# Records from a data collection

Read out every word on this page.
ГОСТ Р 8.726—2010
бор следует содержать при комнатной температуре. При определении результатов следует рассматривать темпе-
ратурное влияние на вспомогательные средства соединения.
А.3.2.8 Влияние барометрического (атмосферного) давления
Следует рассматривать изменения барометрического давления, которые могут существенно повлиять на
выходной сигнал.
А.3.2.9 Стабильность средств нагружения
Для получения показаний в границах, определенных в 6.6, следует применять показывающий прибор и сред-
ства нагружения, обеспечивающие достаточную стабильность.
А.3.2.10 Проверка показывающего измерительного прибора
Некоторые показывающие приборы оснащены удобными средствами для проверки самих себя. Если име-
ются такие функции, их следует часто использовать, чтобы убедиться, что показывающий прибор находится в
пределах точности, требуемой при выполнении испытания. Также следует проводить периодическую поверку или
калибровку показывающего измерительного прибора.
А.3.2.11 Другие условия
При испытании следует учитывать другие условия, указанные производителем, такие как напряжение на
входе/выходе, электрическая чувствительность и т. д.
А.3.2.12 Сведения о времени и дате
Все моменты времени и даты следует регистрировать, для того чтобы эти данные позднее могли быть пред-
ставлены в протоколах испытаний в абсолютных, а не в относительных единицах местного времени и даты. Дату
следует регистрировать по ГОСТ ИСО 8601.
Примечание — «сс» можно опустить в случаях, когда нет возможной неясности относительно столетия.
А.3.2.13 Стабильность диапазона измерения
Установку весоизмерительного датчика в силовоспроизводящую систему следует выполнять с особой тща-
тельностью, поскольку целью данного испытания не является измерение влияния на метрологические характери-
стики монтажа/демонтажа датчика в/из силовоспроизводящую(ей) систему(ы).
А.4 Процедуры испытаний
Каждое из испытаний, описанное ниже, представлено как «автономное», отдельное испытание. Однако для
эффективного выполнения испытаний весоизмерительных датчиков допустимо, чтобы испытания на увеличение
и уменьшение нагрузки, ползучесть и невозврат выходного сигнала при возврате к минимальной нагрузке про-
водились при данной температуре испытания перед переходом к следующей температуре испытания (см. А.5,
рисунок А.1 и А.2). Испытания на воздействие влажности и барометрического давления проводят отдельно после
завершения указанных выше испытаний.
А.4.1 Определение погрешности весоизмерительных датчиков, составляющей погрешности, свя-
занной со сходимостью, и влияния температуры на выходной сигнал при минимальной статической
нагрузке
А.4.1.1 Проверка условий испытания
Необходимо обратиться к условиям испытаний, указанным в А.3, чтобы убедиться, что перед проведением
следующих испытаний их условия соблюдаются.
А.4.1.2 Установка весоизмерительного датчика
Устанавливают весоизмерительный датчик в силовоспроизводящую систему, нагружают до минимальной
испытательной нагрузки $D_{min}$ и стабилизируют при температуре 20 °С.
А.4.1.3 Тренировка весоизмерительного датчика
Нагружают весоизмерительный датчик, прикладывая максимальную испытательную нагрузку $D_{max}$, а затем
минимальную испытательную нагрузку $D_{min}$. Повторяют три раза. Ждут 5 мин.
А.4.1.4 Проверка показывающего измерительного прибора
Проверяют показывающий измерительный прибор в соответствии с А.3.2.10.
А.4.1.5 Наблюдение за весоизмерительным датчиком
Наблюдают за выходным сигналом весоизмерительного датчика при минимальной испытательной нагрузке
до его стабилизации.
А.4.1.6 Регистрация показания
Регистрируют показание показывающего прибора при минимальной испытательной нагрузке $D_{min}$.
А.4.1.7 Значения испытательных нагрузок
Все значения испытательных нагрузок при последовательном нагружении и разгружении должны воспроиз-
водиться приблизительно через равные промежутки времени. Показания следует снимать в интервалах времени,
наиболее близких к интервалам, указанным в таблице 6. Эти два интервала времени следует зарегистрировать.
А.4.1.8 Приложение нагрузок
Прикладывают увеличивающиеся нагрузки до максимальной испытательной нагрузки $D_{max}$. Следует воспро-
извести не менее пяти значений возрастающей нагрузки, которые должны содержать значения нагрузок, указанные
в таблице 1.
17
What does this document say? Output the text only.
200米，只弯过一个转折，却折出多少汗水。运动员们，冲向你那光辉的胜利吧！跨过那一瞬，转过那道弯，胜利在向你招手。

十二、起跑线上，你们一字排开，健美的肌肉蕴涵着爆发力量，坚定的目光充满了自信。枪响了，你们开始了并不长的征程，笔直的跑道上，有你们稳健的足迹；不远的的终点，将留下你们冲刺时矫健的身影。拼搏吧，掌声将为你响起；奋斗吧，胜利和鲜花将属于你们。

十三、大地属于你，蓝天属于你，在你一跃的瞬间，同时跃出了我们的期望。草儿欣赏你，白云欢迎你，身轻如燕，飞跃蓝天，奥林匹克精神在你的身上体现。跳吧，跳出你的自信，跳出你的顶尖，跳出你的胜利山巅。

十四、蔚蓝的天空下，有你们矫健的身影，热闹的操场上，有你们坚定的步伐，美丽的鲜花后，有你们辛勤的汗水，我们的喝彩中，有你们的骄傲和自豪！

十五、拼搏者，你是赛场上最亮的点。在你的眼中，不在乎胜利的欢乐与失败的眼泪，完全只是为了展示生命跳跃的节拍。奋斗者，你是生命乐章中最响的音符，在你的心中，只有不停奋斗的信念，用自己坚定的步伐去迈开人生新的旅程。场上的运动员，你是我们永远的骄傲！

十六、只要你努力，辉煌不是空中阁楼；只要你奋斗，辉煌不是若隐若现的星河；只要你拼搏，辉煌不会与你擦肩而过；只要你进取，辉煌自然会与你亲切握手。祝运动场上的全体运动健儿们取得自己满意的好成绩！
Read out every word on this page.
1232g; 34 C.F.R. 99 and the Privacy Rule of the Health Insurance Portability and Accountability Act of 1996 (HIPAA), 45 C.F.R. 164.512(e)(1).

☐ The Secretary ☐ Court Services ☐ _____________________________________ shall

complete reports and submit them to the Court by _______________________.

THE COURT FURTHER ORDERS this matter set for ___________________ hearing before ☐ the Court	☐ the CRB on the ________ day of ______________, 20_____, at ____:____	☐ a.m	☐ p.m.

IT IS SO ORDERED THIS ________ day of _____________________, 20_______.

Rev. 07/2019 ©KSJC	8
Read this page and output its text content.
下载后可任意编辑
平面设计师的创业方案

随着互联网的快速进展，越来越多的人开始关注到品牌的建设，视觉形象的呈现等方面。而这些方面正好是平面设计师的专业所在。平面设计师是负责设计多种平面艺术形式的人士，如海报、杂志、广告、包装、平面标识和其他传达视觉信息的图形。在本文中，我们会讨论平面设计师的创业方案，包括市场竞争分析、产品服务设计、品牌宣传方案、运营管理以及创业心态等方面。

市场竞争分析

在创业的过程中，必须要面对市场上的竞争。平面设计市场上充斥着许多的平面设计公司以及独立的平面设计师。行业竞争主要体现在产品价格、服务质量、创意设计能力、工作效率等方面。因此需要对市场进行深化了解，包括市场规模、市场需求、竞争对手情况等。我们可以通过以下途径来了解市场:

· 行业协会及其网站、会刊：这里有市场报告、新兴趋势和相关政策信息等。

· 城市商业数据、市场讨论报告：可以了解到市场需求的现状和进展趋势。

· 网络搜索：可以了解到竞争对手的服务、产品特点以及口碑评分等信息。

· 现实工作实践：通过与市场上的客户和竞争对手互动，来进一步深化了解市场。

# THE TASK
Write down every line of the data above that includes the string "Court".

# TASK RESPONSE
☐ The Secretary ☐ Court Services ☐ _____________________________________ shall
complete reports and submit them to the Court by _______________________.
THE COURT FURTHER ORDERS this matter set for ___________________ hearing before ☐ the Court	☐ the CRB on the ________ day of ______________, 20_____, at ____:____	☐ a.m	☐ p.m.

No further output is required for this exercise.